Записки из арестантских «телячьих вагонов» выбрасывали часто. Для многих заключенных это был единственный способ дать знать родным не только о своем приговоре, но об аресте вообще. Человек, который поднимал арестантское письмо, автоматически становился преступником, поэтому многие из таких писем из страха сдавали в НКВД.
Найти нормативы лагерной переписки сложнее, чем ее саму. Рассекреченных и опубликованных приказов и циркуляров практически нет, исторических научных работ — тоже. В результате главным источником информации о переписке стала она сама.
Первое постановление о переписке выпустили в 1939 году. Какой она была до и после того? Кто учил цензоров и какие у них были инструкции? Как определялось допустимое количество писем? Мы не знаем. Возможно, документы об этом есть в архивах ФСБ, но туда не попасть. Оказываясь в лагере, человек становился физически зависимым: голод, холод, болезни, тяжелая работа, наказания и издевательства охраны. Переписка оказывалась одним из самых сильных средств психологического давления.
Бумаги в лагере не было почти никогда. В архивах и частных коллекциях сохранились записки на обоях, бланке кардиограммы, газетах, папиросной бумаге (она продавалась в тюремном ларьке), на носовом платке и даже на куске бересты. Творческая интеллигенция, сосланная в лагеря, несмотря на лишения хотела и работала: писатели продолжали писать, художники – рисовать. Так, домик рыбака в селе Просторное при отделении Карлага художница Ирина Борхман рисовала свиной кровью и тоненькой веткой. Борхман арестовали в сентябре 1941 года по национальному признаку (она была немкой) по обвинению в шпионаже и приговорили к 10 годам лагерей и пожизненной ссылке. Домой художница вернулась только в 1956 году. Много лет спустя в интервью Борхман рассказывала, что так же, кровью, в лагере делали все бытовые надписи.
Когда читаешь архивные письма, видишь: из письма в письмо заключенные пишут родным о несправедливости ареста, о своей невиновности, о честной работе на благо социалистической Родины. К слову сказать, многие даже после приговора оставались уверены в том, что Сталин не знает о перегибах власти на местах и оставались преданными вождю. В архивах много писем, отправленных в никуда: мужьям, которые давно расстреляны, детям, которые уже в детдоме, родным, место заключения которых неизвестно… Светлая память погибшим и большое восхищение людям, пережившим лагерные заключения и сумевшим продолжить жить и творить в мирное время!
···
ВАША ЗАДАЧА: Чем, согласно тексту о лагерной переписке, художница Ирина Борхман рисовала домик рыбака в селе Просторное?

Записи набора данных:
···
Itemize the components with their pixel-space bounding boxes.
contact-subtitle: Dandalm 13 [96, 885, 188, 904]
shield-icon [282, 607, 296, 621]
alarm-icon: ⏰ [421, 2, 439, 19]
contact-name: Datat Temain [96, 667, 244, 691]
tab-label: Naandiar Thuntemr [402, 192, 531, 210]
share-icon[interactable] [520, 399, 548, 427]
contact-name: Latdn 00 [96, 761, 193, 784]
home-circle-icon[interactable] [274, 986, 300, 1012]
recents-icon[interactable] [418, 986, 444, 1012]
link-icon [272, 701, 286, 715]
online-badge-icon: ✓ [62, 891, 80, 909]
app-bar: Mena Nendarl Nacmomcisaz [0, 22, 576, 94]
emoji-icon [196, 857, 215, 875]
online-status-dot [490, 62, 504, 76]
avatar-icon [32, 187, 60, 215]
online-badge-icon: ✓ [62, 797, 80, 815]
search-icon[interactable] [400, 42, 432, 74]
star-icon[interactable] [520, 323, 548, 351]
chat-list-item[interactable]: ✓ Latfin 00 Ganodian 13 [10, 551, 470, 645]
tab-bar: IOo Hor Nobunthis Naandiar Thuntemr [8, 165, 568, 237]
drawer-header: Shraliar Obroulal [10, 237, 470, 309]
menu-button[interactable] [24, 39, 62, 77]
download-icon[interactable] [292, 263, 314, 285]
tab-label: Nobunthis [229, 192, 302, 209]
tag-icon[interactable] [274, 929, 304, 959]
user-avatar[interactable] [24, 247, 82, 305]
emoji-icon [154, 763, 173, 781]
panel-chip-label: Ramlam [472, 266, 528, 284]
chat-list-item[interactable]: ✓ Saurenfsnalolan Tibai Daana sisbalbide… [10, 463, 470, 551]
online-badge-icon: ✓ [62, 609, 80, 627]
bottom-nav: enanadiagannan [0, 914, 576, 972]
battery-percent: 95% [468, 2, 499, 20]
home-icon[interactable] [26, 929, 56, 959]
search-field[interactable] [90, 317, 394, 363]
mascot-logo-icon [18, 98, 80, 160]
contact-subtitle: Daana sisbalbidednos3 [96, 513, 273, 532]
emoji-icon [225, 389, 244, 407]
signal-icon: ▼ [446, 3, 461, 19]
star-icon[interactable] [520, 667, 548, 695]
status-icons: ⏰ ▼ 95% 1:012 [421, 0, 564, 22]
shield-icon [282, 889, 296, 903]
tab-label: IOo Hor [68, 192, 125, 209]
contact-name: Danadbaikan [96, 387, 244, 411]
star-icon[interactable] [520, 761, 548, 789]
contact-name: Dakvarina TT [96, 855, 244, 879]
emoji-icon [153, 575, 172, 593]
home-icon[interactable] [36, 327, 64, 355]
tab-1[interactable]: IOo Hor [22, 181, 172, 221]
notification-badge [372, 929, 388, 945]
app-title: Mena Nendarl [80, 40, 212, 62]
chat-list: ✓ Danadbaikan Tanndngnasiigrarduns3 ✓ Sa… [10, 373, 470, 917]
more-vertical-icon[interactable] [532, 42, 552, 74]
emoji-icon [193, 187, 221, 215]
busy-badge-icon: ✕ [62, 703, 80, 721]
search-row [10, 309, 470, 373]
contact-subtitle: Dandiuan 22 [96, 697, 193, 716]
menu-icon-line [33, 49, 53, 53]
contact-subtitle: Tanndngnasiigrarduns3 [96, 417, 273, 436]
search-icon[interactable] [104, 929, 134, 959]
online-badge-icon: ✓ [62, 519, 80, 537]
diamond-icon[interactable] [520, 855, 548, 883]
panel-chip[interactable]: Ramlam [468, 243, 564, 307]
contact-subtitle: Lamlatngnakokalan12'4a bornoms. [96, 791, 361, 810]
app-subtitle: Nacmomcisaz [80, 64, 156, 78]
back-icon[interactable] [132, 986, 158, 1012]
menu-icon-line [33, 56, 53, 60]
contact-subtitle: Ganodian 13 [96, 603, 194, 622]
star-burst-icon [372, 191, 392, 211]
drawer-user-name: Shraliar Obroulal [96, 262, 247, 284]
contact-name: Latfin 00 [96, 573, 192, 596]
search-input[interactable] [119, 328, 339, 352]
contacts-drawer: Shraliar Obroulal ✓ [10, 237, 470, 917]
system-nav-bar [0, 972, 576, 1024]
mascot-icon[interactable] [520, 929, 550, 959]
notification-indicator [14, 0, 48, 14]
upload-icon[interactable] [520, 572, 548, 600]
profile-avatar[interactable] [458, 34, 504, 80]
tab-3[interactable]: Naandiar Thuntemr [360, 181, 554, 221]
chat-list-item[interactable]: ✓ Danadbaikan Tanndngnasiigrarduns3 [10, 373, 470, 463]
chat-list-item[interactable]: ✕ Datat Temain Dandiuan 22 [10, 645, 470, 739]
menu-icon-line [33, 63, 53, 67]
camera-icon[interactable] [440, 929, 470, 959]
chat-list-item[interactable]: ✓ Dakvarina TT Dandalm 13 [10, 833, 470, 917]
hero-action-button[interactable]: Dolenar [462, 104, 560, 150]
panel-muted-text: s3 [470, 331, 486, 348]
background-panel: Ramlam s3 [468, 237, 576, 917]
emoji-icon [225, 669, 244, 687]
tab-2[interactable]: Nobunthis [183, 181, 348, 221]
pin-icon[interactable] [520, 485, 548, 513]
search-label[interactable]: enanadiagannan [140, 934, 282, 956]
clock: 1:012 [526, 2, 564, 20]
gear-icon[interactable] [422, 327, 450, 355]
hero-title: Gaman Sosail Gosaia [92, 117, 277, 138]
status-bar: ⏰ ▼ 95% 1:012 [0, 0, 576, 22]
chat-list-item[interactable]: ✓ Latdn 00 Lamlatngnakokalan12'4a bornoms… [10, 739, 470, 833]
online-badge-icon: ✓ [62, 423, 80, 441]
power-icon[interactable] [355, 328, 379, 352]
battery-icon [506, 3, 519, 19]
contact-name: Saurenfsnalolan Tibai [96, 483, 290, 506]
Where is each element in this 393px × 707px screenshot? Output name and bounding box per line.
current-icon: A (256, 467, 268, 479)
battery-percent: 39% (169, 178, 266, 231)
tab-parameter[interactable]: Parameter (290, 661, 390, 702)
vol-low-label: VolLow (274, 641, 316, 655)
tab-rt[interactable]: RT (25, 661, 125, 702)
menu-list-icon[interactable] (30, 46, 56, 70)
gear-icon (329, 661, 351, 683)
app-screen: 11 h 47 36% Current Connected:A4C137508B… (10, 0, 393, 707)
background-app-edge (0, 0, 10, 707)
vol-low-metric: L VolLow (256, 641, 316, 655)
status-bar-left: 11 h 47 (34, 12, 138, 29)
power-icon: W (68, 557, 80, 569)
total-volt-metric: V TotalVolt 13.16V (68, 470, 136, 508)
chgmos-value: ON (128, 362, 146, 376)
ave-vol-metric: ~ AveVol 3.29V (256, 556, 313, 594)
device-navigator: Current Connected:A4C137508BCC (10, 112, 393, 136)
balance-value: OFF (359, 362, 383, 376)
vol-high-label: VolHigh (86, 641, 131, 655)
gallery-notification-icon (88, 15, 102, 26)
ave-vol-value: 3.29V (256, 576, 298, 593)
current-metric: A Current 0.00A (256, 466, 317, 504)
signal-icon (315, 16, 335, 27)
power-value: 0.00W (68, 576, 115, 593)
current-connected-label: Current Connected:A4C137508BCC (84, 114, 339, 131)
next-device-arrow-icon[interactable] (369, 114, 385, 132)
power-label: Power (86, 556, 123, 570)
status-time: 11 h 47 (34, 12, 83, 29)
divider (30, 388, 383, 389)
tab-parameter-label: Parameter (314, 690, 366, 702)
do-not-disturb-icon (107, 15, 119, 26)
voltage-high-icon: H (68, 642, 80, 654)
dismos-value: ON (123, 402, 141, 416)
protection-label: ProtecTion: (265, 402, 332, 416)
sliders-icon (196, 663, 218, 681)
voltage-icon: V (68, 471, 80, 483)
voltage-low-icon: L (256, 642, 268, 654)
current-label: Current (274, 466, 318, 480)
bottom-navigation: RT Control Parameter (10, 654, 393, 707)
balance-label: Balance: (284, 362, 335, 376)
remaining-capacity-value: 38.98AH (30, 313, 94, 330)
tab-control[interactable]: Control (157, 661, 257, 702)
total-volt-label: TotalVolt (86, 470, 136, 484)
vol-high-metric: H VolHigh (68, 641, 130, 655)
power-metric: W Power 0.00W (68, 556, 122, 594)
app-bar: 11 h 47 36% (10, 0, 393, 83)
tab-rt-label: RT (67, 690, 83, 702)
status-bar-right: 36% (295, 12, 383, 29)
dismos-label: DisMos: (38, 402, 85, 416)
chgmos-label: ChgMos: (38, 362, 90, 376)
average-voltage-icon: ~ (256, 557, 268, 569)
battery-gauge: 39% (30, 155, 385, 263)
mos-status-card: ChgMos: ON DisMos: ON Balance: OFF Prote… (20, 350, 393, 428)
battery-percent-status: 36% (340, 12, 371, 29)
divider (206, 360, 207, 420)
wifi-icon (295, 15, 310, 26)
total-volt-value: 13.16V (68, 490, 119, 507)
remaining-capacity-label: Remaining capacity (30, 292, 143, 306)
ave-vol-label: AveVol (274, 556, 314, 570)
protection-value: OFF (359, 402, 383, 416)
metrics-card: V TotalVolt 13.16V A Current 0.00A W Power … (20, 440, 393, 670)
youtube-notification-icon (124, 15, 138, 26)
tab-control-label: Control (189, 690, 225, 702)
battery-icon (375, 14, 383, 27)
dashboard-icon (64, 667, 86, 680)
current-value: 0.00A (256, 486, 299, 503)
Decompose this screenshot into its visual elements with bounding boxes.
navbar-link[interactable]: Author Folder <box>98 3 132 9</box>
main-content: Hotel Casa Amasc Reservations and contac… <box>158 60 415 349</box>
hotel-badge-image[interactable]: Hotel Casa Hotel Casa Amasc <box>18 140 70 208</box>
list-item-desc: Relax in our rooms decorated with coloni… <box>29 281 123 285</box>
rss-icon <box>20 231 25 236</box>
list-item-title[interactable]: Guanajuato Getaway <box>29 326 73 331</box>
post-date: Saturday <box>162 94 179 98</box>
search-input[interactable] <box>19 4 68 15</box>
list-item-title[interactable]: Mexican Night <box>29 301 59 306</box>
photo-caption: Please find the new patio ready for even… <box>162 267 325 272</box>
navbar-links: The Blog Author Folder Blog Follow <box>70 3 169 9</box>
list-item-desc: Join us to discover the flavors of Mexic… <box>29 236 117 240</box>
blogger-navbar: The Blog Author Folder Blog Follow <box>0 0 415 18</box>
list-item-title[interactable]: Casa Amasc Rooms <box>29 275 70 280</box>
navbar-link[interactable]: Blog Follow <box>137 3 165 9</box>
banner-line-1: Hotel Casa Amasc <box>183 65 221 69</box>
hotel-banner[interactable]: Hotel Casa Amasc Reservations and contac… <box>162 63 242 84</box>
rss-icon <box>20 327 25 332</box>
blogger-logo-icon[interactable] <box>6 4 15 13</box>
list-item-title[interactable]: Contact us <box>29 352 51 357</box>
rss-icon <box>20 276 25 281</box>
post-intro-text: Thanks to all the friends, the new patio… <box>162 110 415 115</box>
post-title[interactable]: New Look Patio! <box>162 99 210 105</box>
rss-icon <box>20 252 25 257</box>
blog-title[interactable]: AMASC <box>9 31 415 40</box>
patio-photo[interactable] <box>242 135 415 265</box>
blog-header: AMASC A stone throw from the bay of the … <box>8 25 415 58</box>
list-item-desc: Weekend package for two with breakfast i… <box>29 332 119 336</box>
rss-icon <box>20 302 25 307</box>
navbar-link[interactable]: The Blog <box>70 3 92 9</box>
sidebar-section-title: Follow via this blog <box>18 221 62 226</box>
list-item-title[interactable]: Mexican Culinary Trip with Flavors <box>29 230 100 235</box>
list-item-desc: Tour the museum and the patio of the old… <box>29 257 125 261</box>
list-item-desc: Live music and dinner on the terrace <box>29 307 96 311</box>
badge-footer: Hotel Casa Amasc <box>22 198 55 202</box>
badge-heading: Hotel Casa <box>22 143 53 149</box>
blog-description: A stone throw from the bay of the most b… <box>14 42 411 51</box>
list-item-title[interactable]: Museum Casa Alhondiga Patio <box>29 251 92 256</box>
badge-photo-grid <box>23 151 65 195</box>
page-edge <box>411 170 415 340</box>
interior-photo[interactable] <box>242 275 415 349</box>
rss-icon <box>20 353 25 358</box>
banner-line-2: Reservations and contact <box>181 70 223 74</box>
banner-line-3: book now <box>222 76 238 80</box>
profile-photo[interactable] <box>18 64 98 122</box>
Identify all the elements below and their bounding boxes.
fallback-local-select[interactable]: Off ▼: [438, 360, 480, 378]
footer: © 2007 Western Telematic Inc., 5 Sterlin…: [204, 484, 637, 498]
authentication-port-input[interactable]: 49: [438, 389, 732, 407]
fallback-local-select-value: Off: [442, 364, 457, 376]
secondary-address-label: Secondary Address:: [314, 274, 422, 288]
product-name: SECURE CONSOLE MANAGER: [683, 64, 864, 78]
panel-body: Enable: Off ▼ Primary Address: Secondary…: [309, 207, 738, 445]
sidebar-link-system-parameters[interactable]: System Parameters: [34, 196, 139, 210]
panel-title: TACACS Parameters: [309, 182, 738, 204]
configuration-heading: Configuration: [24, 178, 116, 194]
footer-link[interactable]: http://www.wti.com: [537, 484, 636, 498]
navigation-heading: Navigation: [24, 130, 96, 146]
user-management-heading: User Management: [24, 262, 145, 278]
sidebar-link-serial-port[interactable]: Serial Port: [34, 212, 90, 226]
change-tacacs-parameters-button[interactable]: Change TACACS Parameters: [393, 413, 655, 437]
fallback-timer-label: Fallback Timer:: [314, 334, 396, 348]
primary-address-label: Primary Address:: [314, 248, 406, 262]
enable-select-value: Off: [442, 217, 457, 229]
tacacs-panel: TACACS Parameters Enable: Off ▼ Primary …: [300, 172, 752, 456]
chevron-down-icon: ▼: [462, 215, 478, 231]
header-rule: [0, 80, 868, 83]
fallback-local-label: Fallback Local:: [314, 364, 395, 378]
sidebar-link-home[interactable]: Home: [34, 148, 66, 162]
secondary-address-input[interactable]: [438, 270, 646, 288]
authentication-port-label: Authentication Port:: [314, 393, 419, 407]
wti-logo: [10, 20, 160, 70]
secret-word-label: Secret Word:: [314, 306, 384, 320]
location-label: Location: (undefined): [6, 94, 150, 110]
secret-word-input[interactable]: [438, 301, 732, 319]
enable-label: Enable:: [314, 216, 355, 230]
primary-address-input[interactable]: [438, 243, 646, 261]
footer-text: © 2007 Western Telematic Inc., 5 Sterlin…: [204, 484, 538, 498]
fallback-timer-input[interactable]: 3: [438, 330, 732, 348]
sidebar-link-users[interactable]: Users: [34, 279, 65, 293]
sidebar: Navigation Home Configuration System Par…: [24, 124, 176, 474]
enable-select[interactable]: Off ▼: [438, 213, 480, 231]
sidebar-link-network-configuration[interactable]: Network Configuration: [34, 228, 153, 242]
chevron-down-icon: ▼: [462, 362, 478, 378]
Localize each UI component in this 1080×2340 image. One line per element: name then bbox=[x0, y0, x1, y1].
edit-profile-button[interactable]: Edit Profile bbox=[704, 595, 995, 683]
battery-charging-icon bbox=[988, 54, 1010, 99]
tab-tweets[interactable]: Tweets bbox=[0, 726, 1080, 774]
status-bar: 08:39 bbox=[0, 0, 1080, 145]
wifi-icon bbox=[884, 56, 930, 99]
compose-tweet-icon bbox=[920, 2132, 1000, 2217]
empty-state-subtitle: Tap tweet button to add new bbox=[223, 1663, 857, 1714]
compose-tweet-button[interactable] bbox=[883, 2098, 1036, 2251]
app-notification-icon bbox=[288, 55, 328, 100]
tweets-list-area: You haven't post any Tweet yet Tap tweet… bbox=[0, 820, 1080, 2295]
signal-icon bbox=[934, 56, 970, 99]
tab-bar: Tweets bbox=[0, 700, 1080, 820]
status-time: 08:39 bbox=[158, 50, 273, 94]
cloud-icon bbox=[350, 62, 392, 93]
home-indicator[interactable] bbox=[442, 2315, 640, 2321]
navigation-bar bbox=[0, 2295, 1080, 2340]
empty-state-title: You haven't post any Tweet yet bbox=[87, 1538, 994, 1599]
···
ОТВЕТ НА ЗАДАНИЕ: Свиной кровью и тоненькой веткой.